↓

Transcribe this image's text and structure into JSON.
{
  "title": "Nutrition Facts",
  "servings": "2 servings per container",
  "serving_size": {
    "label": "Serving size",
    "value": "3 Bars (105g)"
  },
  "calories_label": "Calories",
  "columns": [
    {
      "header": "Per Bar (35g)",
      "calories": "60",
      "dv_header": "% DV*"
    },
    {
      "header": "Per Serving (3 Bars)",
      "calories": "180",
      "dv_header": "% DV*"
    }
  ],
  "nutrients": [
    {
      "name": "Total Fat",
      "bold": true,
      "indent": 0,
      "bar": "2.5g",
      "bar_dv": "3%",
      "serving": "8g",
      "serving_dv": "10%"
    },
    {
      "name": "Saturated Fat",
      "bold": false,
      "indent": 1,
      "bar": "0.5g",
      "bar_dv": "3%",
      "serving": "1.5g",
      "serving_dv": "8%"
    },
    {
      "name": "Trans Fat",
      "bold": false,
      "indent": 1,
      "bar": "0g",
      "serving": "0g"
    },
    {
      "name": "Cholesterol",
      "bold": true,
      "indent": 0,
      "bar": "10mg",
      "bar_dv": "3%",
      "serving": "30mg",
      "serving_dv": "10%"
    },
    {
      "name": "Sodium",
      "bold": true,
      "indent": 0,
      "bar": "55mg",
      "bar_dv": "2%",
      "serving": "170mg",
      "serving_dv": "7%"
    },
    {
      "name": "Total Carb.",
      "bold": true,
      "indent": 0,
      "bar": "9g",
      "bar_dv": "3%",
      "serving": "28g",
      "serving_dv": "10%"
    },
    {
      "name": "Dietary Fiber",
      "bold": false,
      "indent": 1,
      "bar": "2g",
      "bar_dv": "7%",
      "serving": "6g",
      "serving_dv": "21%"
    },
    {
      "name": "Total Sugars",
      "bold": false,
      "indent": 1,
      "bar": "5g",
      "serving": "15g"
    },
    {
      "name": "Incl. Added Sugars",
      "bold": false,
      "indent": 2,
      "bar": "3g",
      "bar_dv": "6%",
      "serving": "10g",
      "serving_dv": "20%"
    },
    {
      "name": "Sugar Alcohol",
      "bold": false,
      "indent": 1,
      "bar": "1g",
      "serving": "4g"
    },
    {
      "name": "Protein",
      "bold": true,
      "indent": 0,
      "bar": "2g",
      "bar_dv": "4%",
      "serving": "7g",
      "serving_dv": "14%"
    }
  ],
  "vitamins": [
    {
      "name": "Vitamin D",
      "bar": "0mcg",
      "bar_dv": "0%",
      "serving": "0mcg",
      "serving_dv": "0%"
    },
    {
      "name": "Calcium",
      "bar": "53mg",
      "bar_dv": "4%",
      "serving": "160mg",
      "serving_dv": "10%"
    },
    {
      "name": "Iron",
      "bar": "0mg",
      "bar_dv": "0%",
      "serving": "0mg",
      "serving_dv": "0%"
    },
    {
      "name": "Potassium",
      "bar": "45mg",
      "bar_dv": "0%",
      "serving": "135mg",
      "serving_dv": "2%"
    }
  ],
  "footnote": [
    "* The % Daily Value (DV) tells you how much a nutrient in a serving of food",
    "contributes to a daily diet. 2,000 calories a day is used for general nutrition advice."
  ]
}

↑

#### Your task
Your answer must be every record above, retyped exactly.

#### Written solution
Transcribe this image's text and structure into JSON.
{
  "title": "Nutrition Facts",
  "servings": "2 servings per container",
  "serving_size": {
    "label": "Serving size",
    "value": "3 Bars (105g)"
  },
  "calories_label": "Calories",
  "columns": [
    {
      "header": "Per Bar (35g)",
      "calories": "60",
      "dv_header": "% DV*"
    },
    {
      "header": "Per Serving (3 Bars)",
      "calories": "180",
      "dv_header": "% DV*"
    }
  ],
  "nutrients": [
    {
      "name": "Total Fat",
      "bold": true,
      "indent": 0,
      "bar": "2.5g",
      "bar_dv": "3%",
      "serving": "8g",
      "serving_dv": "10%"
    },
    {
      "name": "Saturated Fat",
      "bold": false,
      "indent": 1,
      "bar": "0.5g",
      "bar_dv": "3%",
      "serving": "1.5g",
      "serving_dv": "8%"
    },
    {
      "name": "Trans Fat",
      "bold": false,
      "indent": 1,
      "bar": "0g",
      "serving": "0g"
    },
    {
      "name": "Cholesterol",
      "bold": true,
      "indent": 0,
      "bar": "10mg",
      "bar_dv": "3%",
      "serving": "30mg",
      "serving_dv": "10%"
    },
    {
      "name": "Sodium",
      "bold": true,
      "indent": 0,
      "bar": "55mg",
      "bar_dv": "2%",
      "serving": "170mg",
      "serving_dv": "7%"
    },
    {
      "name": "Total Carb.",
      "bold": true,
      "indent": 0,
      "bar": "9g",
      "bar_dv": "3%",
      "serving": "28g",
      "serving_dv": "10%"
    },
    {
      "name": "Dietary Fiber",
      "bold": false,
      "indent": 1,
      "bar": "2g",
      "bar_dv": "7%",
      "serving": "6g",
      "serving_dv": "21%"
    },
    {
      "name": "Total Sugars",
      "bold": false,
      "indent": 1,
      "bar": "5g",
      "serving": "15g"
    },
    {
      "name": "Incl. Added Sugars",
      "bold": false,
      "indent": 2,
      "bar": "3g",
      "bar_dv": "6%",
      "serving": "10g",
      "serving_dv": "20%"
    },
    {
      "name": "Sugar Alcohol",
      "bold": false,
      "indent": 1,
      "bar": "1g",
      "serving": "4g"
    },
    {
      "name": "Protein",
      "bold": true,
      "indent": 0,
      "bar": "2g",
      "bar_dv": "4%",
      "serving": "7g",
      "serving_dv": "14%"
    }
  ],
  "vitamins": [
    {
      "name": "Vitamin D",
      "bar": "0mcg",
      "bar_dv": "0%",
      "serving": "0mcg",
      "serving_dv": "0%"
    },
    {
      "name": "Calcium",
      "bar": "53mg",
      "bar_dv": "4%",
      "serving": "160mg",
      "serving_dv": "10%"
    },
    {
      "name": "Iron",
      "bar": "0mg",
      "bar_dv": "0%",
      "serving": "0mg",
      "serving_dv": "0%"
    },
    {
      "name": "Potassium",
      "bar": "45mg",
      "bar_dv": "0%",
      "serving": "135mg",
      "serving_dv": "2%"
    }
  ],
  "footnote": [
    "* The % Daily Value (DV) tells you how much a nutrient in a serving of food",
    "contributes to a daily diet. 2,000 calories a day is used for general nutrition advice."
  ]
}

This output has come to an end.